Reflecting the conventional wisdom of the day, it hardly troubled headline writers.
The projection assumes that the population growth rate will slow steadily, because of the narrowing gap between births and deaths, and the annual net migration rate will be around 10,000.
It got the first bit right.
In fact, net migration has averaged about 25,000 for the past 15 years and has been closer to 50,000 for the past seven.
I'm not having a go at Stats NZ, either.
Forecasts are based on historic models. All we have to work with is hindsight.
Historically, New Zealand went through extreme cycles of net migration gain and loss.
In the last third of the 20th century we experienced regular recessions and suffered from "brain drain" as many of our youngest and brightest headed for Australia or the UK.
But that hasn't happened this century. There was one short, shallow dip into negative territory between 2011 and 2012.
Something structural has changed.

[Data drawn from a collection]
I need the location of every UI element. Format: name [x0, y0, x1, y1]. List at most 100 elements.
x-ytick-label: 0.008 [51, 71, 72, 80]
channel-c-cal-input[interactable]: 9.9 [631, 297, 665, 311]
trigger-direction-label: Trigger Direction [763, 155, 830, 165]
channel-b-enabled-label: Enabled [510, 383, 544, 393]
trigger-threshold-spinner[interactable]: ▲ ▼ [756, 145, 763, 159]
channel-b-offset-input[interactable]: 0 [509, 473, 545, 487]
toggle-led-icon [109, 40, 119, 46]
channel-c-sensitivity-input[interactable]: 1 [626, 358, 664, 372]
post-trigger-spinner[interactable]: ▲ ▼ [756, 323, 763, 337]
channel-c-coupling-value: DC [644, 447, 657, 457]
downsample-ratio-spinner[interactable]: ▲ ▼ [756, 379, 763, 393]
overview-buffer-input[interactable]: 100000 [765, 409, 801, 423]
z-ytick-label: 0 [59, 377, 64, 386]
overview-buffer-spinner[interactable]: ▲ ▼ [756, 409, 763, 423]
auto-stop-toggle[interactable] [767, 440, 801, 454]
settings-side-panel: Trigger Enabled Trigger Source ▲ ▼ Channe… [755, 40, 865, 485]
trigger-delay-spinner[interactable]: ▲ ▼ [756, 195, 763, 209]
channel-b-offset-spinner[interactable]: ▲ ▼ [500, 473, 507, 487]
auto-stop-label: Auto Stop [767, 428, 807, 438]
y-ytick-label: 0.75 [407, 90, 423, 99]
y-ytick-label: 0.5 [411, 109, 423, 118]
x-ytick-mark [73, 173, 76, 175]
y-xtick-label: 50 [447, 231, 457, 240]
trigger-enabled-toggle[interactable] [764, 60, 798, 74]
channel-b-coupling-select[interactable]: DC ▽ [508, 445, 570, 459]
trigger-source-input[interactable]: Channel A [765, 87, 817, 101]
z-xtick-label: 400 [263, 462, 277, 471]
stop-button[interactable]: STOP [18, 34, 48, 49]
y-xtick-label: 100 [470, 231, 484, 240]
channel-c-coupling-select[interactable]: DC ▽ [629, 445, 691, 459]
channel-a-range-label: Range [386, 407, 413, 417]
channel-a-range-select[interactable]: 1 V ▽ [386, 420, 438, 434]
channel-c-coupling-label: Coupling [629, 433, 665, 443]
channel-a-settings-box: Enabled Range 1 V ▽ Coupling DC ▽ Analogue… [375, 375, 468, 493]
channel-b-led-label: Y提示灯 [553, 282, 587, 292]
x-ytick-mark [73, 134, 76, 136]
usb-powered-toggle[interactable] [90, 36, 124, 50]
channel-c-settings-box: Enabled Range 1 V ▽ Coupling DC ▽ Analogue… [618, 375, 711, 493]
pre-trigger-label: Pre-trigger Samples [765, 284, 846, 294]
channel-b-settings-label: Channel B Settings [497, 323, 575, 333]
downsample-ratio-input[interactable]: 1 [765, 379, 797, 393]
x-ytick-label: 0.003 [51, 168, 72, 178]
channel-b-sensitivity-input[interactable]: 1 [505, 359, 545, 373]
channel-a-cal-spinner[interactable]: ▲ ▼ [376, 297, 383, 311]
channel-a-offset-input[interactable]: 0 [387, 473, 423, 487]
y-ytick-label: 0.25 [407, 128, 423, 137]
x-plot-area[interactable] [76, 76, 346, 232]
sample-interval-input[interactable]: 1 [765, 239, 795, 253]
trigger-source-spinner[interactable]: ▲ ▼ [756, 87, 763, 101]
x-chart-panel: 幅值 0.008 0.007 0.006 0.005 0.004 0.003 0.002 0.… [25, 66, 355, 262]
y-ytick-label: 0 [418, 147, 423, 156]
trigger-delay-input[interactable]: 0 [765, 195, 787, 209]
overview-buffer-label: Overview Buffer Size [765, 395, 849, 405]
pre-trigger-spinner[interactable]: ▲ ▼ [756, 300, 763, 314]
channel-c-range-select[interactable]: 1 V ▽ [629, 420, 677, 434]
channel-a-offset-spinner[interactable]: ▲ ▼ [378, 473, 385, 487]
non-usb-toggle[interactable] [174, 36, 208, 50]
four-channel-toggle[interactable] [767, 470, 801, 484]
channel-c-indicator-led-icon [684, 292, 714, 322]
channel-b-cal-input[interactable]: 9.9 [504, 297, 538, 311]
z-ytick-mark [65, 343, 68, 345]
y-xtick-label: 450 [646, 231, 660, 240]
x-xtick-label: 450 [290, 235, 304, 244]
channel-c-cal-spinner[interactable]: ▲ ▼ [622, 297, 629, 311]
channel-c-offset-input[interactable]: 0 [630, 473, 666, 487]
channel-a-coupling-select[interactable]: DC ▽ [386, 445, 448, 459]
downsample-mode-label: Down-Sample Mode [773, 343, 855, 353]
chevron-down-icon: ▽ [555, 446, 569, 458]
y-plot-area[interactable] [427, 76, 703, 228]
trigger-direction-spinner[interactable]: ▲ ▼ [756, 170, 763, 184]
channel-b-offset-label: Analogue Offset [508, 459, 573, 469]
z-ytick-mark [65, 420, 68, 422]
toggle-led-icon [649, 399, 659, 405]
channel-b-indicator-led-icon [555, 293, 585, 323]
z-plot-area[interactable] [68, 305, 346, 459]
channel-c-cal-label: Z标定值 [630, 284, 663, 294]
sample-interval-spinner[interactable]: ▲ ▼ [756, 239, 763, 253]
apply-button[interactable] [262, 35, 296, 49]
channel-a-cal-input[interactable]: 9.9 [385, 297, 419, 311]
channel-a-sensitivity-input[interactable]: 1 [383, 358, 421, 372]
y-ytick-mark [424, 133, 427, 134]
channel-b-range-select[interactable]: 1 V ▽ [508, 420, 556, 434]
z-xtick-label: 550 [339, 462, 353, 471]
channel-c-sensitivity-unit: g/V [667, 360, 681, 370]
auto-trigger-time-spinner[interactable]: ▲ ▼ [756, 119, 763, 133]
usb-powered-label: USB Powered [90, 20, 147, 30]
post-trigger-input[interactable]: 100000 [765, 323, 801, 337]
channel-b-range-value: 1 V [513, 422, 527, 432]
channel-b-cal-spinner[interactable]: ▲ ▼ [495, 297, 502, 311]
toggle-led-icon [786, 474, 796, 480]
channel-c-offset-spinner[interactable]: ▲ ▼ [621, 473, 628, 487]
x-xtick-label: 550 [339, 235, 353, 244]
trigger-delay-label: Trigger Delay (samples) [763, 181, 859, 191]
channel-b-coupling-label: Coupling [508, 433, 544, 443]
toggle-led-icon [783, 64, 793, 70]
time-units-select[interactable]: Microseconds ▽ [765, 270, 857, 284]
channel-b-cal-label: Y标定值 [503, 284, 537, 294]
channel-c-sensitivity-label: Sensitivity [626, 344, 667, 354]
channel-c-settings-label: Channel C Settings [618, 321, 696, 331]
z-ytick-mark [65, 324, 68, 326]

Written exercise A:
According to the passage on New Zealand migration, what has net migration averaged over the past 15 years?
Written exercise B:
Output the section of the passage on New Zealand migration that opens with the words containing "In fact, net" and closes with "with is hindsight.".

Worked answer A:
About 25,000.

Worked answer B:
In fact, net migration has averaged about 25,000 for the past 15 years and has been closer to 50,000 for the past seven.
I'm not having a go at Stats NZ, either.
Forecasts are based on historic models. All we have to work with is hindsight.